What is needed:
Write the material out again in full, exactly.
-- Items start --
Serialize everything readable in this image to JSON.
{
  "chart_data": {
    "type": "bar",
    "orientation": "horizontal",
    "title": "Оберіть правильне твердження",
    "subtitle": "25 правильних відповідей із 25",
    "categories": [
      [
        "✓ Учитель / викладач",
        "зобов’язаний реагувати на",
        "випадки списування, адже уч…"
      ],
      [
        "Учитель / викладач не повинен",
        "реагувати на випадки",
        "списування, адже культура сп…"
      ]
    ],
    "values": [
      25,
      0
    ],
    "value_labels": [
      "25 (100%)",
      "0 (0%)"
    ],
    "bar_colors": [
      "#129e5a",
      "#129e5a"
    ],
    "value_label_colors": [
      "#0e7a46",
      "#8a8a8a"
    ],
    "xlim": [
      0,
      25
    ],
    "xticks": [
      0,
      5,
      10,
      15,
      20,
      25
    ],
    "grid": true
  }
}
-- Items end --
Complete answer:
Serialize everything readable in this image to JSON.
{
  "chart_data": {
    "type": "bar",
    "orientation": "horizontal",
    "title": "Оберіть правильне твердження",
    "subtitle": "25 правильних відповідей із 25",
    "categories": [
      [
        "✓ Учитель / викладач",
        "зобов’язаний реагувати на",
        "випадки списування, адже уч…"
      ],
      [
        "Учитель / викладач не повинен",
        "реагувати на випадки",
        "списування, адже культура сп…"
      ]
    ],
    "values": [
      25,
      0
    ],
    "value_labels": [
      "25 (100%)",
      "0 (0%)"
    ],
    "bar_colors": [
      "#129e5a",
      "#129e5a"
    ],
    "value_label_colors": [
      "#0e7a46",
      "#8a8a8a"
    ],
    "xlim": [
      0,
      25
    ],
    "xticks": [
      0,
      5,
      10,
      15,
      20,
      25
    ],
    "grid": true
  }
}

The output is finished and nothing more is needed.